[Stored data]

╭──

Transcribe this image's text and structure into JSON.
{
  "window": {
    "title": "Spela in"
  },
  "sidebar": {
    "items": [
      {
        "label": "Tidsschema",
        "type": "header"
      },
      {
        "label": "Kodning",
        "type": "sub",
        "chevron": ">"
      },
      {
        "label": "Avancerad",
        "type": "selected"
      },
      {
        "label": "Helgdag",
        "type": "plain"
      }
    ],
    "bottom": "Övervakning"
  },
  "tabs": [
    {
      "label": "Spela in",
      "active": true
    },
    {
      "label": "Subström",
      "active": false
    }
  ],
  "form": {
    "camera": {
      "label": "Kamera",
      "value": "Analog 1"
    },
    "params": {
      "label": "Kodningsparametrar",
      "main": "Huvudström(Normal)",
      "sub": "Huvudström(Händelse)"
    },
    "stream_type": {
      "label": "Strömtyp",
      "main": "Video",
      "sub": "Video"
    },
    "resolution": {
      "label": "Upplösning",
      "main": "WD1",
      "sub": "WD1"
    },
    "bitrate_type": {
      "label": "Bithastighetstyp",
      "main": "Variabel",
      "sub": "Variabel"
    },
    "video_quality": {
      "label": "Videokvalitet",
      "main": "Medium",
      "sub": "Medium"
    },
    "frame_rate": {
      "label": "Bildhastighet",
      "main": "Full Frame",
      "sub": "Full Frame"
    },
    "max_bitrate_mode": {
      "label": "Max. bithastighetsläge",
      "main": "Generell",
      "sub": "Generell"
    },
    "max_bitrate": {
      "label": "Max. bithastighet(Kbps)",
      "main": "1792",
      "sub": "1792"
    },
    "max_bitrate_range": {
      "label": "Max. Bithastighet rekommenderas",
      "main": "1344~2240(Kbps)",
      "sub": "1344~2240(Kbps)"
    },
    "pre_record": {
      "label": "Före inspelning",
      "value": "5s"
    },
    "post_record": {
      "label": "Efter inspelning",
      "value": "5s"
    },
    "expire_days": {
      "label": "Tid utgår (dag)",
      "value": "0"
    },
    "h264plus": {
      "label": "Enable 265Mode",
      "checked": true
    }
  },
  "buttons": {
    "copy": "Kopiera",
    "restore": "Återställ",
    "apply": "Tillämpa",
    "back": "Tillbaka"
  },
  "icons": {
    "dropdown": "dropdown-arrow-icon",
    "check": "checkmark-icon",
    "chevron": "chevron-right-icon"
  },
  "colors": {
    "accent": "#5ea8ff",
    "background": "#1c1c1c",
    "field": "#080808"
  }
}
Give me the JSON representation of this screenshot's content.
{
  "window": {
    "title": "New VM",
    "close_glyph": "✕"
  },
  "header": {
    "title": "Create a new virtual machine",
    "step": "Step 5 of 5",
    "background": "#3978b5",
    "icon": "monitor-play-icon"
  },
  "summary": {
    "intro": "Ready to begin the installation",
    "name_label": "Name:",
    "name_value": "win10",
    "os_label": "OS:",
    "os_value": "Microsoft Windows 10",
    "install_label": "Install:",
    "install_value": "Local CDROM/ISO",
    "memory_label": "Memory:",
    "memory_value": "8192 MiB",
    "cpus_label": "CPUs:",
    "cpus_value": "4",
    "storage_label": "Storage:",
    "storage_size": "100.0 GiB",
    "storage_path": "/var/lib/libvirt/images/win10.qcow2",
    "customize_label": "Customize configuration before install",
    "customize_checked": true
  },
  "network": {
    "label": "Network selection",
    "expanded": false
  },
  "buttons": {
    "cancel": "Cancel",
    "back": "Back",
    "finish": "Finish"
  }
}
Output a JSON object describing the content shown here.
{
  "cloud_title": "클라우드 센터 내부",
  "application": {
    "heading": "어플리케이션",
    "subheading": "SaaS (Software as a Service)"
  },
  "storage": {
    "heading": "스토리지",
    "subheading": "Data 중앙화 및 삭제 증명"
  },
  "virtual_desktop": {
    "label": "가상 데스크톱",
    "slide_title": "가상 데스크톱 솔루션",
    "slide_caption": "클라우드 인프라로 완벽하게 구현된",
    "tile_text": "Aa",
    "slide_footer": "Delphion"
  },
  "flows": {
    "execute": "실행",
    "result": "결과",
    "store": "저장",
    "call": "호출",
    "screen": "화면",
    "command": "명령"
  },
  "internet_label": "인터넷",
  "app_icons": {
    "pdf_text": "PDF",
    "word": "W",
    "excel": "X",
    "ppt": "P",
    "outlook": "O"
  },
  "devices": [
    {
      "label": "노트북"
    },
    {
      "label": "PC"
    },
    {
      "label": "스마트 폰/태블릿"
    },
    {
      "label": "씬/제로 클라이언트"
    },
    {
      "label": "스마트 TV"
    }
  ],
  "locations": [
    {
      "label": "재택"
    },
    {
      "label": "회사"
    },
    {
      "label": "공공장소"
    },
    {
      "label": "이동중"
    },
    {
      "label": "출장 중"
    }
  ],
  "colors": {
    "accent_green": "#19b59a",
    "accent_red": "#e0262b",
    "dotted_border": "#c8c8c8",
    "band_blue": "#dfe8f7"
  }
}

╰──

Output the records exactly, including every line.

### EXERCISE RESPONSE:
Transcribe this image's text and structure into JSON.
{
  "window": {
    "title": "Spela in"
  },
  "sidebar": {
    "items": [
      {
        "label": "Tidsschema",
        "type": "header"
      },
      {
        "label": "Kodning",
        "type": "sub",
        "chevron": ">"
      },
      {
        "label": "Avancerad",
        "type": "selected"
      },
      {
        "label": "Helgdag",
        "type": "plain"
      }
    ],
    "bottom": "Övervakning"
  },
  "tabs": [
    {
      "label": "Spela in",
      "active": true
    },
    {
      "label": "Subström",
      "active": false
    }
  ],
  "form": {
    "camera": {
      "label": "Kamera",
      "value": "Analog 1"
    },
    "params": {
      "label": "Kodningsparametrar",
      "main": "Huvudström(Normal)",
      "sub": "Huvudström(Händelse)"
    },
    "stream_type": {
      "label": "Strömtyp",
      "main": "Video",
      "sub": "Video"
    },
    "resolution": {
      "label": "Upplösning",
      "main": "WD1",
      "sub": "WD1"
    },
    "bitrate_type": {
      "label": "Bithastighetstyp",
      "main": "Variabel",
      "sub": "Variabel"
    },
    "video_quality": {
      "label": "Videokvalitet",
      "main": "Medium",
      "sub": "Medium"
    },
    "frame_rate": {
      "label": "Bildhastighet",
      "main": "Full Frame",
      "sub": "Full Frame"
    },
    "max_bitrate_mode": {
      "label": "Max. bithastighetsläge",
      "main": "Generell",
      "sub": "Generell"
    },
    "max_bitrate": {
      "label": "Max. bithastighet(Kbps)",
      "main": "1792",
      "sub": "1792"
    },
    "max_bitrate_range": {
      "label": "Max. Bithastighet rekommenderas",
      "main": "1344~2240(Kbps)",
      "sub": "1344~2240(Kbps)"
    },
    "pre_record": {
      "label": "Före inspelning",
      "value": "5s"
    },
    "post_record": {
      "label": "Efter inspelning",
      "value": "5s"
    },
    "expire_days": {
      "label": "Tid utgår (dag)",
      "value": "0"
    },
    "h264plus": {
      "label": "Enable 265Mode",
      "checked": true
    }
  },
  "buttons": {
    "copy": "Kopiera",
    "restore": "Återställ",
    "apply": "Tillämpa",
    "back": "Tillbaka"
  },
  "icons": {
    "dropdown": "dropdown-arrow-icon",
    "check": "checkmark-icon",
    "chevron": "chevron-right-icon"
  },
  "colors": {
    "accent": "#5ea8ff",
    "background": "#1c1c1c",
    "field": "#080808"
  }
}
Give me the JSON representation of this screenshot's content.
{
  "window": {
    "title": "New VM",
    "close_glyph": "✕"
  },
  "header": {
    "title": "Create a new virtual machine",
    "step": "Step 5 of 5",
    "background": "#3978b5",
    "icon": "monitor-play-icon"
  },
  "summary": {
    "intro": "Ready to begin the installation",
    "name_label": "Name:",
    "name_value": "win10",
    "os_label": "OS:",
    "os_value": "Microsoft Windows 10",
    "install_label": "Install:",
    "install_value": "Local CDROM/ISO",
    "memory_label": "Memory:",
    "memory_value": "8192 MiB",
    "cpus_label": "CPUs:",
    "cpus_value": "4",
    "storage_label": "Storage:",
    "storage_size": "100.0 GiB",
    "storage_path": "/var/lib/libvirt/images/win10.qcow2",
    "customize_label": "Customize configuration before install",
    "customize_checked": true
  },
  "network": {
    "label": "Network selection",
    "expanded": false
  },
  "buttons": {
    "cancel": "Cancel",
    "back": "Back",
    "finish": "Finish"
  }
}
Output a JSON object describing the content shown here.
{
  "cloud_title": "클라우드 센터 내부",
  "application": {
    "heading": "어플리케이션",
    "subheading": "SaaS (Software as a Service)"
  },
  "storage": {
    "heading": "스토리지",
    "subheading": "Data 중앙화 및 삭제 증명"
  },
  "virtual_desktop": {
    "label": "가상 데스크톱",
    "slide_title": "가상 데스크톱 솔루션",
    "slide_caption": "클라우드 인프라로 완벽하게 구현된",
    "tile_text": "Aa",
    "slide_footer": "Delphion"
  },
  "flows": {
    "execute": "실행",
    "result": "결과",
    "store": "저장",
    "call": "호출",
    "screen": "화면",
    "command": "명령"
  },
  "internet_label": "인터넷",
  "app_icons": {
    "pdf_text": "PDF",
    "word": "W",
    "excel": "X",
    "ppt": "P",
    "outlook": "O"
  },
  "devices": [
    {
      "label": "노트북"
    },
    {
      "label": "PC"
    },
    {
      "label": "스마트 폰/태블릿"
    },
    {
      "label": "씬/제로 클라이언트"
    },
    {
      "label": "스마트 TV"
    }
  ],
  "locations": [
    {
      "label": "재택"
    },
    {
      "label": "회사"
    },
    {
      "label": "공공장소"
    },
    {
      "label": "이동중"
    },
    {
      "label": "출장 중"
    }
  ],
  "colors": {
    "accent_green": "#19b59a",
    "accent_red": "#e0262b",
    "dotted_border": "#c8c8c8",
    "band_blue": "#dfe8f7"
  }
}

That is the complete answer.